Records to use:
-- Begin --
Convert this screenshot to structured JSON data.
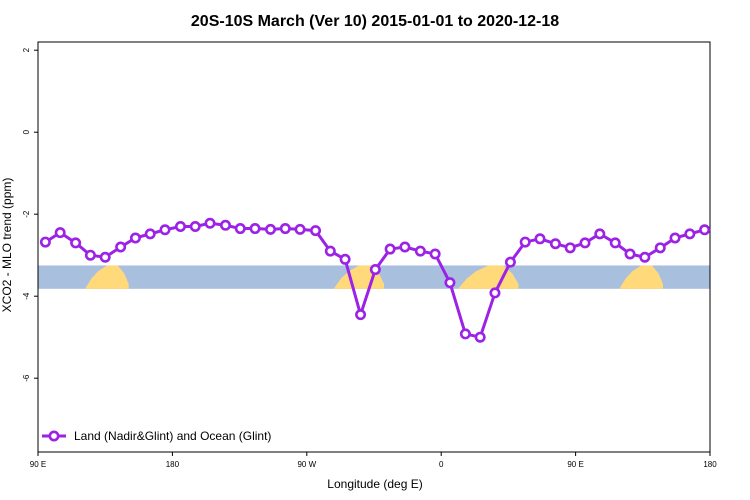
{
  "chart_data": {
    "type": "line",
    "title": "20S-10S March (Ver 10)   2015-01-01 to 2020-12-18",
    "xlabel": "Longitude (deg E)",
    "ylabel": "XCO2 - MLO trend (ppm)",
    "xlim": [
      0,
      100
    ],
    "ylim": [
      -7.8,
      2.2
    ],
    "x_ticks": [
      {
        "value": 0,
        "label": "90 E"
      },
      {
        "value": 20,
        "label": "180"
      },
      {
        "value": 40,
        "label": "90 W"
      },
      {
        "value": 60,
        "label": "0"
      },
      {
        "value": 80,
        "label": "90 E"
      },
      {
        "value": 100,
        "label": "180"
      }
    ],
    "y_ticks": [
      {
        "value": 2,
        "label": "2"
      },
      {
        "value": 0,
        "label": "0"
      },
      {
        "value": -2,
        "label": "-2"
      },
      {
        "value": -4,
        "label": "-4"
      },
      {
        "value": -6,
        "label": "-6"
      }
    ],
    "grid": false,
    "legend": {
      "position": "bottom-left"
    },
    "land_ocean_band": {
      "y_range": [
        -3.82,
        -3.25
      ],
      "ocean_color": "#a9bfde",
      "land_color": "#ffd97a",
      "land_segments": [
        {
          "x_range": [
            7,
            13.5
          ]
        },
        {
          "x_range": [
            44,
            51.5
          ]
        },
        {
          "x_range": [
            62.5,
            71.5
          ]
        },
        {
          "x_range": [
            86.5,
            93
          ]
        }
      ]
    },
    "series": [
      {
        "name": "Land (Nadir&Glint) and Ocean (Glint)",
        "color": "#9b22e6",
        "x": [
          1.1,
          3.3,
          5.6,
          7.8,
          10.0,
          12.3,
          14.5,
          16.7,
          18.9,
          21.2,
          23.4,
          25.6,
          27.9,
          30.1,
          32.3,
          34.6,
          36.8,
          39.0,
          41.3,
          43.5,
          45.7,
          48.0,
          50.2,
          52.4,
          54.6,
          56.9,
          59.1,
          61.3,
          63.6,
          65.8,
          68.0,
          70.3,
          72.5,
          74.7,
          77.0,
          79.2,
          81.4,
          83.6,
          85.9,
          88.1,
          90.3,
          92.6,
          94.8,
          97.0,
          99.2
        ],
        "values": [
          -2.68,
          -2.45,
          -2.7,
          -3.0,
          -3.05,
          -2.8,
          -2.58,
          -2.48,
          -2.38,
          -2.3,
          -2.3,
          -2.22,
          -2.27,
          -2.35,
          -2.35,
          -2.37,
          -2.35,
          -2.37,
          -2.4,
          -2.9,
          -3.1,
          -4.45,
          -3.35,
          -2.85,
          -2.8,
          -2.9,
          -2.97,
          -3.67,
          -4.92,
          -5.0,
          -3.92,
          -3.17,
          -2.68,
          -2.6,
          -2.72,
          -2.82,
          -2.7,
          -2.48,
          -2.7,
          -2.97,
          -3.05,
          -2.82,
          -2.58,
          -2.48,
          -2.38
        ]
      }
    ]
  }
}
-- End --
-- Begin --
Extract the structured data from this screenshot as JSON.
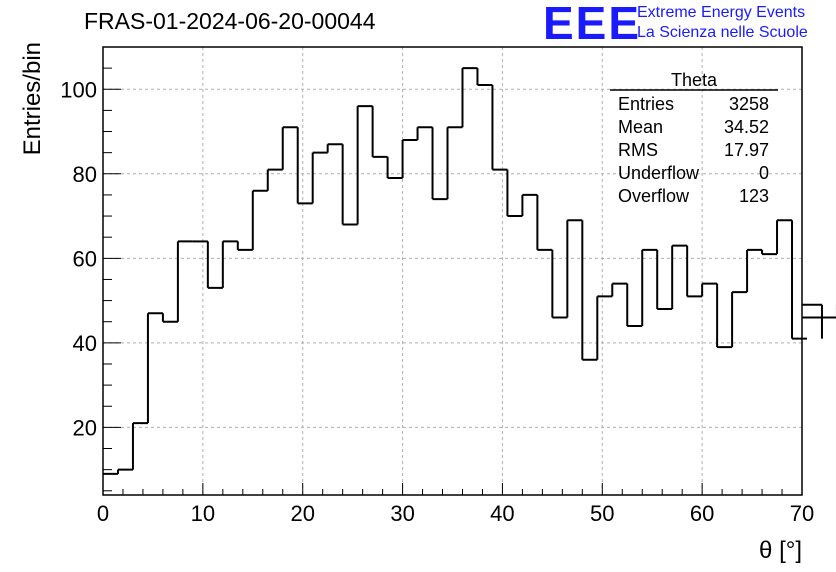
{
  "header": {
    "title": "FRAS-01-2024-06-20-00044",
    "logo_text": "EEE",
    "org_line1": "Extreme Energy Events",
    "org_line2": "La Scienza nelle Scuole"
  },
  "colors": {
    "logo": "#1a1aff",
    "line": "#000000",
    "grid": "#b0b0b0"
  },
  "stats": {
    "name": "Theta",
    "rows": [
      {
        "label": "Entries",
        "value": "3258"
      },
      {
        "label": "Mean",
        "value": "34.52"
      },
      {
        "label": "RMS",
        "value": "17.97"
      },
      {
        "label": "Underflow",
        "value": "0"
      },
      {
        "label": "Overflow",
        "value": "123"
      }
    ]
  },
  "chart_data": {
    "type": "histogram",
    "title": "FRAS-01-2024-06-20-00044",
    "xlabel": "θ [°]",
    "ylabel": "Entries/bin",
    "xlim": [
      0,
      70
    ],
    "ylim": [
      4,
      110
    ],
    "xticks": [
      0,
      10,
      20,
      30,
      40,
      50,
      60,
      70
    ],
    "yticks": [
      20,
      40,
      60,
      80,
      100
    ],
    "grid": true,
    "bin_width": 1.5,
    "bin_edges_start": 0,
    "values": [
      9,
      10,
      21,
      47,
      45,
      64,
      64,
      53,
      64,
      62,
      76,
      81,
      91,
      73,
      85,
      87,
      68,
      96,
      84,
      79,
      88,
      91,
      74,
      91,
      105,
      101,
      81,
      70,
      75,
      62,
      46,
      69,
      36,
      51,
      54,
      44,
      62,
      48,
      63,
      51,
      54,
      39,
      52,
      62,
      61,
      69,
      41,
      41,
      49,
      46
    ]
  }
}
-- End --
Answer only with how many lines in the records include "structured".

2